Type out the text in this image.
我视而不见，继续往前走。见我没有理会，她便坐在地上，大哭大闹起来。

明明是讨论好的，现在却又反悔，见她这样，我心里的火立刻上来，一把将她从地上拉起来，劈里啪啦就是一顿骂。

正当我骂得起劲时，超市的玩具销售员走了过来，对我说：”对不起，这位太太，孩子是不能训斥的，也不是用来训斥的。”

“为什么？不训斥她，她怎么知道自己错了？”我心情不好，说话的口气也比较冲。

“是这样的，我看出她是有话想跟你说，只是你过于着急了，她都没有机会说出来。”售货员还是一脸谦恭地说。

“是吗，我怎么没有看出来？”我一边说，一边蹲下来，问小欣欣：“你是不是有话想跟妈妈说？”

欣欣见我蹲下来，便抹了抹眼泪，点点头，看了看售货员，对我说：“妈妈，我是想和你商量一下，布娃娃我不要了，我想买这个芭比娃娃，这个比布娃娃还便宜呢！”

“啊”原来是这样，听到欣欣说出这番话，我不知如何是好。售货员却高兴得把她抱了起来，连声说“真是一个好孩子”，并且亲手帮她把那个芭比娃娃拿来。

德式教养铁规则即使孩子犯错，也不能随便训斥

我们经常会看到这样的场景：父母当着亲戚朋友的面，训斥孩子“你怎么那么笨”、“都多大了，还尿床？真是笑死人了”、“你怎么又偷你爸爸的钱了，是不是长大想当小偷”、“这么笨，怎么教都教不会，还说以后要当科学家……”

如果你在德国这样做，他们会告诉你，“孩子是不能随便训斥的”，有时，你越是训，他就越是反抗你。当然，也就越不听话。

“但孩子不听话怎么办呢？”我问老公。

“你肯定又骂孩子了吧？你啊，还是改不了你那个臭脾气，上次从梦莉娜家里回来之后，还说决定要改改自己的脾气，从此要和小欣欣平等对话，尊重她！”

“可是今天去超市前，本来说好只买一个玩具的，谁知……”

[Task]
Each line in the material above must be retyped without alteration.

[Response]
Type out the text in this image.
我视而不见，继续往前走。见我没有理会，她便坐在地上，大哭大闹起来。

明明是讨论好的，现在却又反悔，见她这样，我心里的火立刻上来，一把将她从地上拉起来，劈里啪啦就是一顿骂。

正当我骂得起劲时，超市的玩具销售员走了过来，对我说：”对不起，这位太太，孩子是不能训斥的，也不是用来训斥的。”

“为什么？不训斥她，她怎么知道自己错了？”我心情不好，说话的口气也比较冲。

“是这样的，我看出她是有话想跟你说，只是你过于着急了，她都没有机会说出来。”售货员还是一脸谦恭地说。

“是吗，我怎么没有看出来？”我一边说，一边蹲下来，问小欣欣：“你是不是有话想跟妈妈说？”

欣欣见我蹲下来，便抹了抹眼泪，点点头，看了看售货员，对我说：“妈妈，我是想和你商量一下，布娃娃我不要了，我想买这个芭比娃娃，这个比布娃娃还便宜呢！”

“啊”原来是这样，听到欣欣说出这番话，我不知如何是好。售货员却高兴得把她抱了起来，连声说“真是一个好孩子”，并且亲手帮她把那个芭比娃娃拿来。

德式教养铁规则即使孩子犯错，也不能随便训斥

我们经常会看到这样的场景：父母当着亲戚朋友的面，训斥孩子“你怎么那么笨”、“都多大了，还尿床？真是笑死人了”、“你怎么又偷你爸爸的钱了，是不是长大想当小偷”、“这么笨，怎么教都教不会，还说以后要当科学家……”

如果你在德国这样做，他们会告诉你，“孩子是不能随便训斥的”，有时，你越是训，他就越是反抗你。当然，也就越不听话。

“但孩子不听话怎么办呢？”我问老公。

“你肯定又骂孩子了吧？你啊，还是改不了你那个臭脾气，上次从梦莉娜家里回来之后，还说决定要改改自己的脾气，从此要和小欣欣平等对话，尊重她！”

“可是今天去超市前，本来说好只买一个玩具的，谁知……”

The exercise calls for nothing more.